(Excerpts from a figure dataset)
■ ■ ■ ■ ■
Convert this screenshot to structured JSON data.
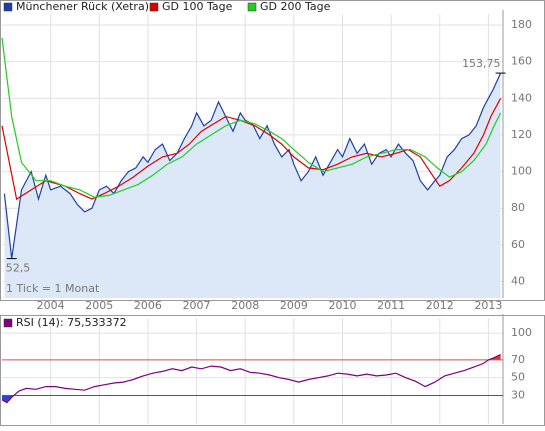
{
  "chart_data": [
    {
      "type": "line",
      "note": "1 Tick = 1 Monat",
      "xlim": [
        2003.0,
        2013.3
      ],
      "xticks": [
        2004,
        2005,
        2006,
        2007,
        2008,
        2009,
        2010,
        2011,
        2012,
        2013
      ],
      "ylim": [
        31,
        186
      ],
      "yticks": [
        40,
        60,
        80,
        100,
        120,
        140,
        160,
        180
      ],
      "grid": true,
      "fill": "#dce8f8",
      "series": [
        {
          "name": "Münchener Rück (Xetra)",
          "color": "#1f3fa8",
          "area": true,
          "x": [
            2003.05,
            2003.2,
            2003.4,
            2003.6,
            2003.75,
            2003.9,
            2004.0,
            2004.2,
            2004.4,
            2004.55,
            2004.7,
            2004.85,
            2005.0,
            2005.15,
            2005.3,
            2005.45,
            2005.6,
            2005.75,
            2005.9,
            2006.0,
            2006.15,
            2006.3,
            2006.45,
            2006.6,
            2006.75,
            2006.9,
            2007.0,
            2007.15,
            2007.3,
            2007.45,
            2007.6,
            2007.75,
            2007.9,
            2008.0,
            2008.15,
            2008.3,
            2008.45,
            2008.6,
            2008.75,
            2008.9,
            2009.0,
            2009.15,
            2009.3,
            2009.45,
            2009.6,
            2009.75,
            2009.9,
            2010.0,
            2010.15,
            2010.3,
            2010.45,
            2010.6,
            2010.75,
            2010.9,
            2011.0,
            2011.15,
            2011.3,
            2011.45,
            2011.6,
            2011.75,
            2011.9,
            2012.0,
            2012.15,
            2012.3,
            2012.45,
            2012.6,
            2012.75,
            2012.9,
            2013.0,
            2013.1,
            2013.25
          ],
          "values": [
            88,
            52.5,
            90,
            100,
            85,
            98,
            90,
            92,
            88,
            82,
            78,
            80,
            90,
            92,
            88,
            95,
            100,
            102,
            108,
            105,
            112,
            115,
            106,
            110,
            118,
            125,
            132,
            125,
            128,
            138,
            130,
            122,
            132,
            128,
            126,
            118,
            125,
            115,
            108,
            112,
            104,
            95,
            100,
            108,
            98,
            105,
            112,
            108,
            118,
            110,
            115,
            104,
            110,
            112,
            108,
            115,
            110,
            106,
            95,
            90,
            95,
            98,
            108,
            112,
            118,
            120,
            125,
            135,
            140,
            145,
            153.75
          ],
          "value_labels": [
            null,
            "52,5",
            null,
            null,
            null,
            null,
            null,
            null,
            null,
            null,
            null,
            null,
            null,
            null,
            null,
            null,
            null,
            null,
            null,
            null,
            null,
            null,
            null,
            null,
            null,
            null,
            null,
            null,
            null,
            null,
            null,
            null,
            null,
            null,
            null,
            null,
            null,
            null,
            null,
            null,
            null,
            null,
            null,
            null,
            null,
            null,
            null,
            null,
            null,
            null,
            null,
            null,
            null,
            null,
            null,
            null,
            null,
            null,
            null,
            null,
            null,
            null,
            null,
            null,
            null,
            null,
            null,
            null,
            null,
            null,
            "153,75"
          ]
        },
        {
          "name": "GD 100 Tage",
          "color": "#dd0000",
          "x": [
            2003.0,
            2003.3,
            2003.6,
            2003.9,
            2004.3,
            2004.6,
            2004.85,
            2005.1,
            2005.4,
            2005.7,
            2006.0,
            2006.3,
            2006.6,
            2006.85,
            2007.1,
            2007.35,
            2007.6,
            2007.9,
            2008.2,
            2008.5,
            2008.75,
            2009.0,
            2009.3,
            2009.6,
            2009.9,
            2010.2,
            2010.5,
            2010.8,
            2011.1,
            2011.35,
            2011.6,
            2011.8,
            2012.0,
            2012.2,
            2012.45,
            2012.7,
            2012.9,
            2013.05,
            2013.25
          ],
          "values": [
            125,
            85,
            90,
            95,
            92,
            88,
            85,
            88,
            92,
            97,
            103,
            108,
            110,
            115,
            122,
            126,
            130,
            128,
            125,
            120,
            115,
            108,
            102,
            101,
            104,
            108,
            110,
            108,
            110,
            112,
            108,
            100,
            92,
            95,
            102,
            110,
            120,
            130,
            140
          ]
        },
        {
          "name": "GD 200 Tage",
          "color": "#22cc22",
          "x": [
            2003.0,
            2003.2,
            2003.4,
            2003.7,
            2004.0,
            2004.3,
            2004.6,
            2004.9,
            2005.2,
            2005.5,
            2005.8,
            2006.1,
            2006.4,
            2006.7,
            2007.0,
            2007.3,
            2007.6,
            2007.9,
            2008.2,
            2008.5,
            2008.75,
            2009.0,
            2009.3,
            2009.6,
            2009.9,
            2010.2,
            2010.5,
            2010.8,
            2011.1,
            2011.4,
            2011.7,
            2011.95,
            2012.2,
            2012.45,
            2012.7,
            2012.95,
            2013.1,
            2013.25
          ],
          "values": [
            173,
            130,
            105,
            95,
            95,
            92,
            90,
            86,
            87,
            90,
            93,
            98,
            104,
            108,
            115,
            120,
            125,
            128,
            126,
            122,
            118,
            112,
            105,
            100,
            102,
            104,
            108,
            110,
            112,
            112,
            108,
            102,
            97,
            100,
            106,
            115,
            124,
            132
          ]
        }
      ]
    },
    {
      "type": "line",
      "xlim": [
        2003.0,
        2013.3
      ],
      "xticks": [
        2004,
        2005,
        2006,
        2007,
        2008,
        2009,
        2010,
        2011,
        2012,
        2013
      ],
      "ylim": [
        -2,
        117
      ],
      "yticks": [
        30,
        50,
        70,
        100
      ],
      "grid": true,
      "hlines": [
        {
          "value": 70,
          "color": "#e05050",
          "fill": "#e03030"
        },
        {
          "value": 30,
          "color": "#4050c0",
          "fill": "#3040d0"
        }
      ],
      "series": [
        {
          "name": "RSI (14): 75,533372",
          "color": "#800080",
          "x": [
            2003.0,
            2003.1,
            2003.2,
            2003.35,
            2003.5,
            2003.7,
            2003.9,
            2004.1,
            2004.3,
            2004.5,
            2004.7,
            2004.9,
            2005.1,
            2005.3,
            2005.5,
            2005.7,
            2005.9,
            2006.1,
            2006.3,
            2006.5,
            2006.7,
            2006.9,
            2007.1,
            2007.3,
            2007.5,
            2007.7,
            2007.9,
            2008.1,
            2008.3,
            2008.5,
            2008.7,
            2008.9,
            2009.1,
            2009.3,
            2009.5,
            2009.7,
            2009.9,
            2010.1,
            2010.3,
            2010.5,
            2010.7,
            2010.9,
            2011.1,
            2011.3,
            2011.5,
            2011.7,
            2011.9,
            2012.1,
            2012.3,
            2012.5,
            2012.7,
            2012.9,
            2013.0,
            2013.1,
            2013.25
          ],
          "values": [
            25,
            22,
            28,
            35,
            38,
            37,
            40,
            40,
            38,
            37,
            36,
            40,
            42,
            44,
            45,
            48,
            52,
            55,
            57,
            60,
            58,
            62,
            60,
            63,
            62,
            58,
            60,
            56,
            55,
            53,
            50,
            48,
            45,
            48,
            50,
            52,
            55,
            54,
            52,
            54,
            52,
            53,
            55,
            50,
            46,
            40,
            45,
            52,
            55,
            58,
            62,
            66,
            70,
            72,
            76
          ]
        }
      ]
    }
  ]
}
■ ■ ■ ■ ■
TASK DESCRIPTION :: Reproduce each line exactly, please, except for any pictures.

ANSWER BELOW ::
Convert this screenshot to structured JSON data.
{
  "chart_data": [
    {
      "type": "line",
      "note": "1 Tick = 1 Monat",
      "xlim": [
        2003.0,
        2013.3
      ],
      "xticks": [
        2004,
        2005,
        2006,
        2007,
        2008,
        2009,
        2010,
        2011,
        2012,
        2013
      ],
      "ylim": [
        31,
        186
      ],
      "yticks": [
        40,
        60,
        80,
        100,
        120,
        140,
        160,
        180
      ],
      "grid": true,
      "fill": "#dce8f8",
      "series": [
        {
          "name": "Münchener Rück (Xetra)",
          "color": "#1f3fa8",
          "area": true,
          "x": [
            2003.05,
            2003.2,
            2003.4,
            2003.6,
            2003.75,
            2003.9,
            2004.0,
            2004.2,
            2004.4,
            2004.55,
            2004.7,
            2004.85,
            2005.0,
            2005.15,
            2005.3,
            2005.45,
            2005.6,
            2005.75,
            2005.9,
            2006.0,
            2006.15,
            2006.3,
            2006.45,
            2006.6,
            2006.75,
            2006.9,
            2007.0,
            2007.15,
            2007.3,
            2007.45,
            2007.6,
            2007.75,
            2007.9,
            2008.0,
            2008.15,
            2008.3,
            2008.45,
            2008.6,
            2008.75,
            2008.9,
            2009.0,
            2009.15,
            2009.3,
            2009.45,
            2009.6,
            2009.75,
            2009.9,
            2010.0,
            2010.15,
            2010.3,
            2010.45,
            2010.6,
            2010.75,
            2010.9,
            2011.0,
            2011.15,
            2011.3,
            2011.45,
            2011.6,
            2011.75,
            2011.9,
            2012.0,
            2012.15,
            2012.3,
            2012.45,
            2012.6,
            2012.75,
            2012.9,
            2013.0,
            2013.1,
            2013.25
          ],
          "values": [
            88,
            52.5,
            90,
            100,
            85,
            98,
            90,
            92,
            88,
            82,
            78,
            80,
            90,
            92,
            88,
            95,
            100,
            102,
            108,
            105,
            112,
            115,
            106,
            110,
            118,
            125,
            132,
            125,
            128,
            138,
            130,
            122,
            132,
            128,
            126,
            118,
            125,
            115,
            108,
            112,
            104,
            95,
            100,
            108,
            98,
            105,
            112,
            108,
            118,
            110,
            115,
            104,
            110,
            112,
            108,
            115,
            110,
            106,
            95,
            90,
            95,
            98,
            108,
            112,
            118,
            120,
            125,
            135,
            140,
            145,
            153.75
          ],
          "value_labels": [
            null,
            "52,5",
            null,
            null,
            null,
            null,
            null,
            null,
            null,
            null,
            null,
            null,
            null,
            null,
            null,
            null,
            null,
            null,
            null,
            null,
            null,
            null,
            null,
            null,
            null,
            null,
            null,
            null,
            null,
            null,
            null,
            null,
            null,
            null,
            null,
            null,
            null,
            null,
            null,
            null,
            null,
            null,
            null,
            null,
            null,
            null,
            null,
            null,
            null,
            null,
            null,
            null,
            null,
            null,
            null,
            null,
            null,
            null,
            null,
            null,
            null,
            null,
            null,
            null,
            null,
            null,
            null,
            null,
            null,
            null,
            "153,75"
          ]
        },
        {
          "name": "GD 100 Tage",
          "color": "#dd0000",
          "x": [
            2003.0,
            2003.3,
            2003.6,
            2003.9,
            2004.3,
            2004.6,
            2004.85,
            2005.1,
            2005.4,
            2005.7,
            2006.0,
            2006.3,
            2006.6,
            2006.85,
            2007.1,
            2007.35,
            2007.6,
            2007.9,
            2008.2,
            2008.5,
            2008.75,
            2009.0,
            2009.3,
            2009.6,
            2009.9,
            2010.2,
            2010.5,
            2010.8,
            2011.1,
            2011.35,
            2011.6,
            2011.8,
            2012.0,
            2012.2,
            2012.45,
            2012.7,
            2012.9,
            2013.05,
            2013.25
          ],
          "values": [
            125,
            85,
            90,
            95,
            92,
            88,
            85,
            88,
            92,
            97,
            103,
            108,
            110,
            115,
            122,
            126,
            130,
            128,
            125,
            120,
            115,
            108,
            102,
            101,
            104,
            108,
            110,
            108,
            110,
            112,
            108,
            100,
            92,
            95,
            102,
            110,
            120,
            130,
            140
          ]
        },
        {
          "name": "GD 200 Tage",
          "color": "#22cc22",
          "x": [
            2003.0,
            2003.2,
            2003.4,
            2003.7,
            2004.0,
            2004.3,
            2004.6,
            2004.9,
            2005.2,
            2005.5,
            2005.8,
            2006.1,
            2006.4,
            2006.7,
            2007.0,
            2007.3,
            2007.6,
            2007.9,
            2008.2,
            2008.5,
            2008.75,
            2009.0,
            2009.3,
            2009.6,
            2009.9,
            2010.2,
            2010.5,
            2010.8,
            2011.1,
            2011.4,
            2011.7,
            2011.95,
            2012.2,
            2012.45,
            2012.7,
            2012.95,
            2013.1,
            2013.25
          ],
          "values": [
            173,
            130,
            105,
            95,
            95,
            92,
            90,
            86,
            87,
            90,
            93,
            98,
            104,
            108,
            115,
            120,
            125,
            128,
            126,
            122,
            118,
            112,
            105,
            100,
            102,
            104,
            108,
            110,
            112,
            112,
            108,
            102,
            97,
            100,
            106,
            115,
            124,
            132
          ]
        }
      ]
    },
    {
      "type": "line",
      "xlim": [
        2003.0,
        2013.3
      ],
      "xticks": [
        2004,
        2005,
        2006,
        2007,
        2008,
        2009,
        2010,
        2011,
        2012,
        2013
      ],
      "ylim": [
        -2,
        117
      ],
      "yticks": [
        30,
        50,
        70,
        100
      ],
      "grid": true,
      "hlines": [
        {
          "value": 70,
          "color": "#e05050",
          "fill": "#e03030"
        },
        {
          "value": 30,
          "color": "#4050c0",
          "fill": "#3040d0"
        }
      ],
      "series": [
        {
          "name": "RSI (14): 75,533372",
          "color": "#800080",
          "x": [
            2003.0,
            2003.1,
            2003.2,
            2003.35,
            2003.5,
            2003.7,
            2003.9,
            2004.1,
            2004.3,
            2004.5,
            2004.7,
            2004.9,
            2005.1,
            2005.3,
            2005.5,
            2005.7,
            2005.9,
            2006.1,
            2006.3,
            2006.5,
            2006.7,
            2006.9,
            2007.1,
            2007.3,
            2007.5,
            2007.7,
            2007.9,
            2008.1,
            2008.3,
            2008.5,
            2008.7,
            2008.9,
            2009.1,
            2009.3,
            2009.5,
            2009.7,
            2009.9,
            2010.1,
            2010.3,
            2010.5,
            2010.7,
            2010.9,
            2011.1,
            2011.3,
            2011.5,
            2011.7,
            2011.9,
            2012.1,
            2012.3,
            2012.5,
            2012.7,
            2012.9,
            2013.0,
            2013.1,
            2013.25
          ],
          "values": [
            25,
            22,
            28,
            35,
            38,
            37,
            40,
            40,
            38,
            37,
            36,
            40,
            42,
            44,
            45,
            48,
            52,
            55,
            57,
            60,
            58,
            62,
            60,
            63,
            62,
            58,
            60,
            56,
            55,
            53,
            50,
            48,
            45,
            48,
            50,
            52,
            55,
            54,
            52,
            54,
            52,
            53,
            55,
            50,
            46,
            40,
            45,
            52,
            55,
            58,
            62,
            66,
            70,
            72,
            76
          ]
        }
      ]
    }
  ]
}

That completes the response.